Directions = Drop every picture, then transcribe the remaining data exactly.

Task data =
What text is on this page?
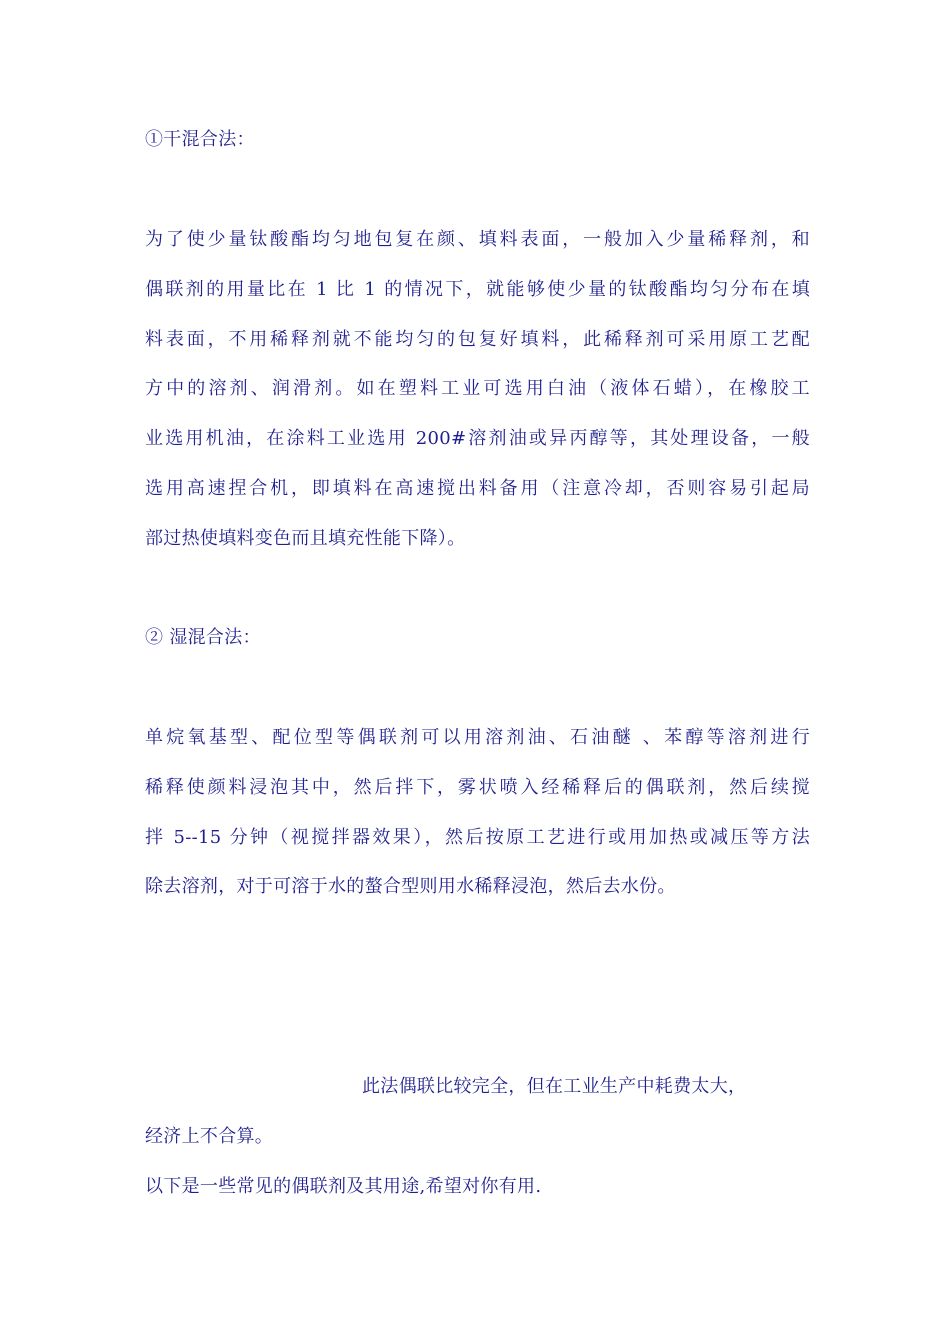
①干混合法：
为了使少量钛酸酯均匀地包复在颜、填料表面，一般加入少量稀释剂，和
偶联剂的用量比在 1 比 1 的情况下，就能够使少量的钛酸酯均匀分布在填
料表面，不用稀释剂就不能均匀的包复好填料，此稀释剂可采用原工艺配
方中的溶剂、润滑剂。如在塑料工业可选用白油（液体石蜡），在橡胶工
业选用机油，在涂料工业选用 200#溶剂油或异丙醇等，其处理设备，一般
选用高速捏合机，即填料在高速搅出料备用（注意冷却，否则容易引起局
部过热使填料变色而且填充性能下降）。
② 湿混合法：
单烷氧基型、配位型等偶联剂可以用溶剂油、石油醚 、苯醇等溶剂进行
稀释使颜料浸泡其中，然后拌下，雾状喷入经稀释后的偶联剂，然后续搅
拌 5--15 分钟（视搅拌器效果），然后按原工艺进行或用加热或减压等方法
除去溶剂，对于可溶于水的螯合型则用水稀释浸泡，然后去水份。
此法偶联比较完全，但在工业生产中耗费太大，
经济上不合算。
以下是一些常见的偶联剂及其用途,希望对你有用.
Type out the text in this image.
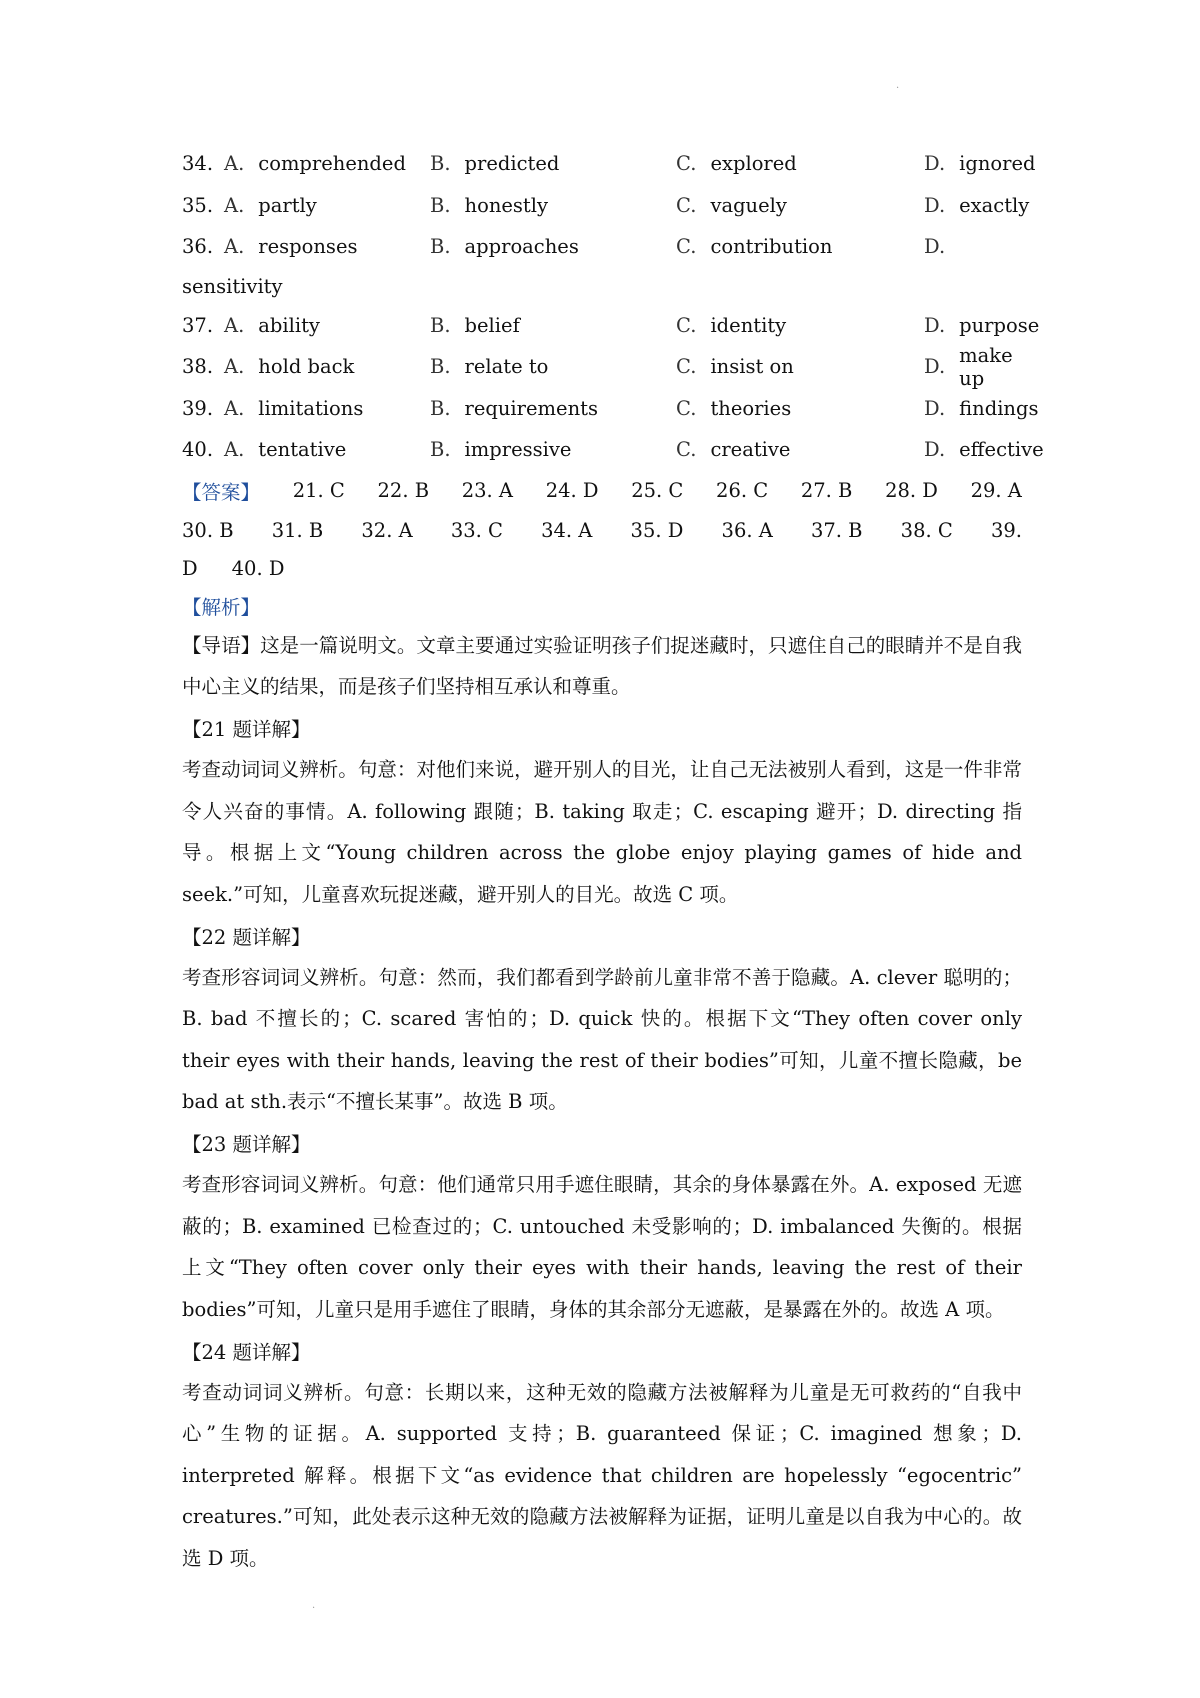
.
34. A. comprehended B. predicted	C. explored	D. ignored
35. A. partly	B. honestly	C. vaguely	D. exactly
36. A. responses	B. approaches	C. contribution	D.
sensitivity
37. A. ability	B. belief	C. identity	D. purpose
38. A. hold back	B. relate to	C. insist on	D. make up
39. A. limitations	B. requirements	C. theories	D. findings
40. A. tentative	B. impressive	C. creative	D. effective
【答案】 21. C 22. B 23. A 24. D 25. C 26. C 27. B 28. D 29. A
30. B 31. B 32. A 33. C 34. A 35. D 36. A 37. B 38. C 39.
D 40. D
【解析】

【导语】这是一篇说明文。文章主要通过实验证明孩子们捉迷藏时，只遮住自己的眼睛并不是自我中心主义的结果，而是孩子们坚持相互承认和尊重。

【21 题详解】

考查动词词义辨析。句意：对他们来说，避开别人的目光，让自己无法被别人看到，这是一件非常令人兴奋的事情。A. following 跟随；B. taking 取走；C. escaping 避开；D. directing 指导。根据上文“Young children across the globe enjoy playing games of hide and seek.”可知，儿童喜欢玩捉迷藏，避开别人的目光。故选 C 项。

【22 题详解】

考查形容词词义辨析。句意：然而，我们都看到学龄前儿童非常不善于隐藏。A. clever 聪明的；B. bad 不擅长的；C. scared 害怕的；D. quick 快的。根据下文“They often cover only their eyes with their hands, leaving the rest of their bodies”可知，儿童不擅长隐藏，be bad at sth.表示“不擅长某事”。故选 B 项。

【23 题详解】

考查形容词词义辨析。句意：他们通常只用手遮住眼睛，其余的身体暴露在外。A. exposed 无遮蔽的；B. examined 已检查过的；C. untouched 未受影响的；D. imbalanced 失衡的。根据上文“They often cover only their eyes with their hands, leaving the rest of their bodies”可知，儿童只是用手遮住了眼睛，身体的其余部分无遮蔽，是暴露在外的。故选 A 项。

【24 题详解】

考查动词词义辨析。句意：长期以来，这种无效的隐藏方法被解释为儿童是无可救药的“自我中心”生物的证据。A. supported 支持；B. guaranteed 保证；C. imagined 想象；D. interpreted 解释。根据下文“as evidence that children are hopelessly “egocentric” creatures.”可知，此处表示这种无效的隐藏方法被解释为证据，证明儿童是以自我为中心的。故选 D 项。

.
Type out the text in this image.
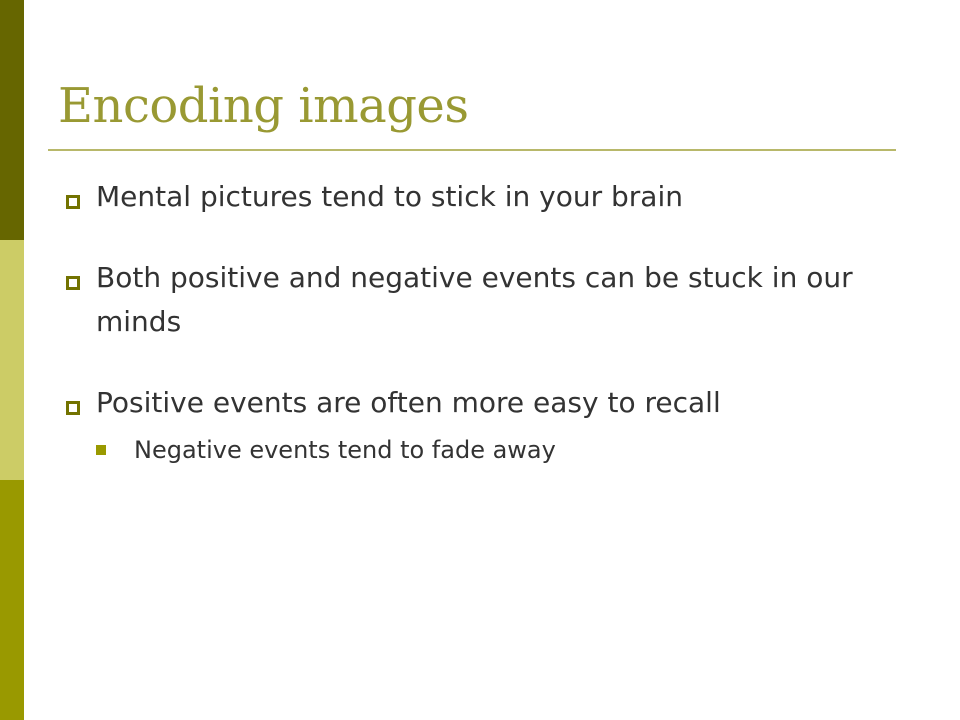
Encoding images
Mental pictures tend to stick in your brain
Both positive and negative events can be stuck in our minds
Positive events are often more easy to recall
Negative events tend to fade away
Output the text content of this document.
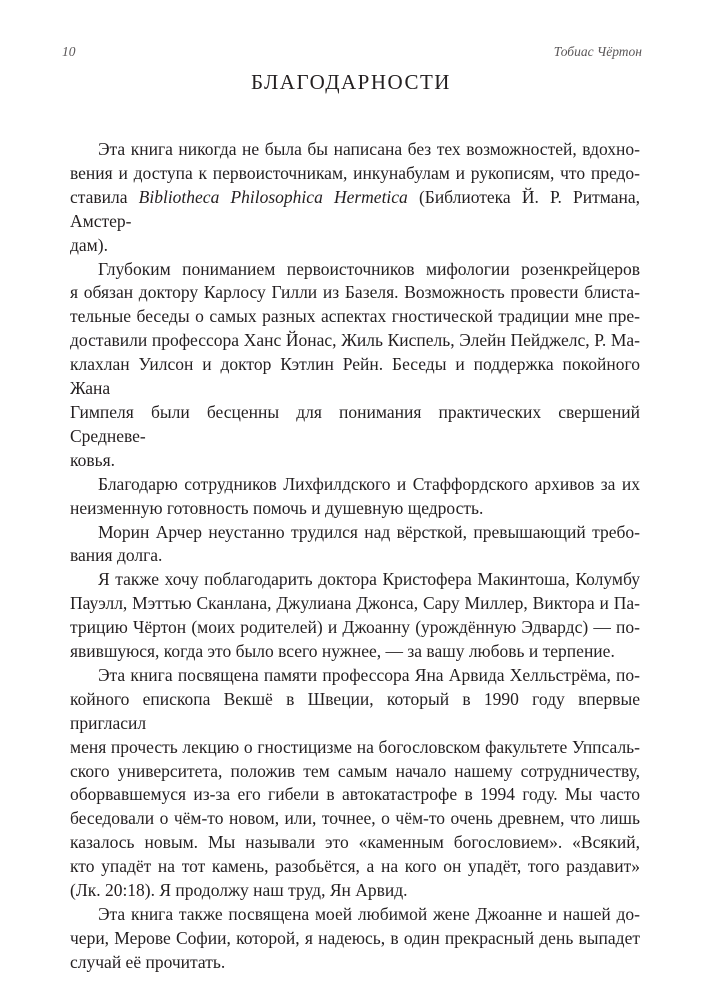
10	Тобиас Чёртон
БЛАГОДАРНОСТИ

Эта книга никогда не была бы написана без тех возможностей, вдохно-
вения и доступа к первоисточникам, инкунабулам и рукописям, что предо-
ставила Bibliotheca Philosophica Hermetica (Библиотека Й. Р. Ритмана, Амстер-
дам).

Глубоким пониманием первоисточников мифологии розенкрейцеров
я обязан доктору Карлосу Гилли из Базеля. Возможность провести блиста-
тельные беседы о самых разных аспектах гностической традиции мне пре-
доставили профессора Ханс Йонас, Жиль Киспель, Элейн Пейджелс, Р. Ма-
клахлан Уилсон и доктор Кэтлин Рейн. Беседы и поддержка покойного Жана
Гимпеля были бесценны для понимания практических свершений Средневе-
ковья.

Благодарю сотрудников Лихфилдского и Стаффордского архивов за их
неизменную готовность помочь и душевную щедрость.

Морин Арчер неустанно трудился над вёрсткой, превышающий требо-
вания долга.

Я также хочу поблагодарить доктора Кристофера Макинтоша, Колумбу
Пауэлл, Мэттью Сканлана, Джулиана Джонса, Сару Миллер, Виктора и Па-
трицию Чёртон (моих родителей) и Джоанну (урождённую Эдвардс) — по-
явившуюся, когда это было всего нужнее, — за вашу любовь и терпение.

Эта книга посвящена памяти профессора Яна Арвида Хелльстрёма, по-
койного епископа Векшё в Швеции, который в 1990 году впервые пригласил
меня прочесть лекцию о гностицизме на богословском факультете Уппсаль-
ского университета, положив тем самым начало нашему сотрудничеству,
оборвавшемуся из-за его гибели в автокатастрофе в 1994 году. Мы часто
беседовали о чём-то новом, или, точнее, о чём-то очень древнем, что лишь
казалось новым. Мы называли это «каменным богословием». «Всякий,
кто упадёт на тот камень, разобьётся, а на кого он упадёт, того раздавит»
(Лк. 20:18). Я продолжу наш труд, Ян Арвид.

Эта книга также посвящена моей любимой жене Джоанне и нашей до-
чери, Мерове Софии, которой, я надеюсь, в один прекрасный день выпадет
случай её прочитать.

Exercise solution =
What text is on this page?
①干混合法：
为了使少量钛酸酯均匀地包复在颜、填料表面，一般加入少量稀释剂，和
偶联剂的用量比在 1 比 1 的情况下，就能够使少量的钛酸酯均匀分布在填
料表面，不用稀释剂就不能均匀的包复好填料，此稀释剂可采用原工艺配
方中的溶剂、润滑剂。如在塑料工业可选用白油（液体石蜡），在橡胶工
业选用机油，在涂料工业选用 200#溶剂油或异丙醇等，其处理设备，一般
选用高速捏合机，即填料在高速搅出料备用（注意冷却，否则容易引起局
部过热使填料变色而且填充性能下降）。
② 湿混合法：
单烷氧基型、配位型等偶联剂可以用溶剂油、石油醚 、苯醇等溶剂进行
稀释使颜料浸泡其中，然后拌下，雾状喷入经稀释后的偶联剂，然后续搅
拌 5--15 分钟（视搅拌器效果），然后按原工艺进行或用加热或减压等方法
除去溶剂，对于可溶于水的螯合型则用水稀释浸泡，然后去水份。
此法偶联比较完全，但在工业生产中耗费太大，
经济上不合算。
以下是一些常见的偶联剂及其用途,希望对你有用.
Type out the text in this image.
.
34. A. comprehended B. predicted	C. explored	D. ignored
35. A. partly	B. honestly	C. vaguely	D. exactly
36. A. responses	B. approaches	C. contribution	D.
sensitivity
37. A. ability	B. belief	C. identity	D. purpose
38. A. hold back	B. relate to	C. insist on	D. make up
39. A. limitations	B. requirements	C. theories	D. findings
40. A. tentative	B. impressive	C. creative	D. effective
【答案】 21. C 22. B 23. A 24. D 25. C 26. C 27. B 28. D 29. A
30. B 31. B 32. A 33. C 34. A 35. D 36. A 37. B 38. C 39.
D 40. D
【解析】

【导语】这是一篇说明文。文章主要通过实验证明孩子们捉迷藏时，只遮住自己的眼睛并不是自我中心主义的结果，而是孩子们坚持相互承认和尊重。

【21 题详解】

考查动词词义辨析。句意：对他们来说，避开别人的目光，让自己无法被别人看到，这是一件非常令人兴奋的事情。A. following 跟随；B. taking 取走；C. escaping 避开；D. directing 指导。根据上文“Young children across the globe enjoy playing games of hide and seek.”可知，儿童喜欢玩捉迷藏，避开别人的目光。故选 C 项。

【22 题详解】

考查形容词词义辨析。句意：然而，我们都看到学龄前儿童非常不善于隐藏。A. clever 聪明的；B. bad 不擅长的；C. scared 害怕的；D. quick 快的。根据下文“They often cover only their eyes with their hands, leaving the rest of their bodies”可知，儿童不擅长隐藏，be bad at sth.表示“不擅长某事”。故选 B 项。

【23 题详解】

考查形容词词义辨析。句意：他们通常只用手遮住眼睛，其余的身体暴露在外。A. exposed 无遮蔽的；B. examined 已检查过的；C. untouched 未受影响的；D. imbalanced 失衡的。根据上文“They often cover only their eyes with their hands, leaving the rest of their bodies”可知，儿童只是用手遮住了眼睛，身体的其余部分无遮蔽，是暴露在外的。故选 A 项。

【24 题详解】

考查动词词义辨析。句意：长期以来，这种无效的隐藏方法被解释为儿童是无可救药的“自我中心”生物的证据。A. supported 支持；B. guaranteed 保证；C. imagined 想象；D. interpreted 解释。根据下文“as evidence that children are hopelessly “egocentric” creatures.”可知，此处表示这种无效的隐藏方法被解释为证据，证明儿童是以自我为中心的。故选 D 项。

.
Type out the text in this image.
Encoding images
Mental pictures tend to stick in your brain
Both positive and negative events can be stuck in our minds
Positive events are often more easy to recall
Negative events tend to fade away
Output the text content of this document.
10	Тобиас Чёртон
БЛАГОДАРНОСТИ

Эта книга никогда не была бы написана без тех возможностей, вдохно-
вения и доступа к первоисточникам, инкунабулам и рукописям, что предо-
ставила Bibliotheca Philosophica Hermetica (Библиотека Й. Р. Ритмана, Амстер-
дам).

Глубоким пониманием первоисточников мифологии розенкрейцеров
я обязан доктору Карлосу Гилли из Базеля. Возможность провести блиста-
тельные беседы о самых разных аспектах гностической традиции мне пре-
доставили профессора Ханс Йонас, Жиль Киспель, Элейн Пейджелс, Р. Ма-
клахлан Уилсон и доктор Кэтлин Рейн. Беседы и поддержка покойного Жана
Гимпеля были бесценны для понимания практических свершений Средневе-
ковья.

Благодарю сотрудников Лихфилдского и Стаффордского архивов за их
неизменную готовность помочь и душевную щедрость.

Морин Арчер неустанно трудился над вёрсткой, превышающий требо-
вания долга.

Я также хочу поблагодарить доктора Кристофера Макинтоша, Колумбу
Пауэлл, Мэттью Сканлана, Джулиана Джонса, Сару Миллер, Виктора и Па-
трицию Чёртон (моих родителей) и Джоанну (урождённую Эдвардс) — по-
явившуюся, когда это было всего нужнее, — за вашу любовь и терпение.

Эта книга посвящена памяти профессора Яна Арвида Хелльстрёма, по-
койного епископа Векшё в Швеции, который в 1990 году впервые пригласил
меня прочесть лекцию о гностицизме на богословском факультете Уппсаль-
ского университета, положив тем самым начало нашему сотрудничеству,
оборвавшемуся из-за его гибели в автокатастрофе в 1994 году. Мы часто
беседовали о чём-то новом, или, точнее, о чём-то очень древнем, что лишь
казалось новым. Мы называли это «каменным богословием». «Всякий,
кто упадёт на тот камень, разобьётся, а на кого он упадёт, того раздавит»
(Лк. 20:18). Я продолжу наш труд, Ян Арвид.

Эта книга также посвящена моей любимой жене Джоанне и нашей до-
чери, Мерове Софии, которой, я надеюсь, в один прекрасный день выпадет
случай её прочитать.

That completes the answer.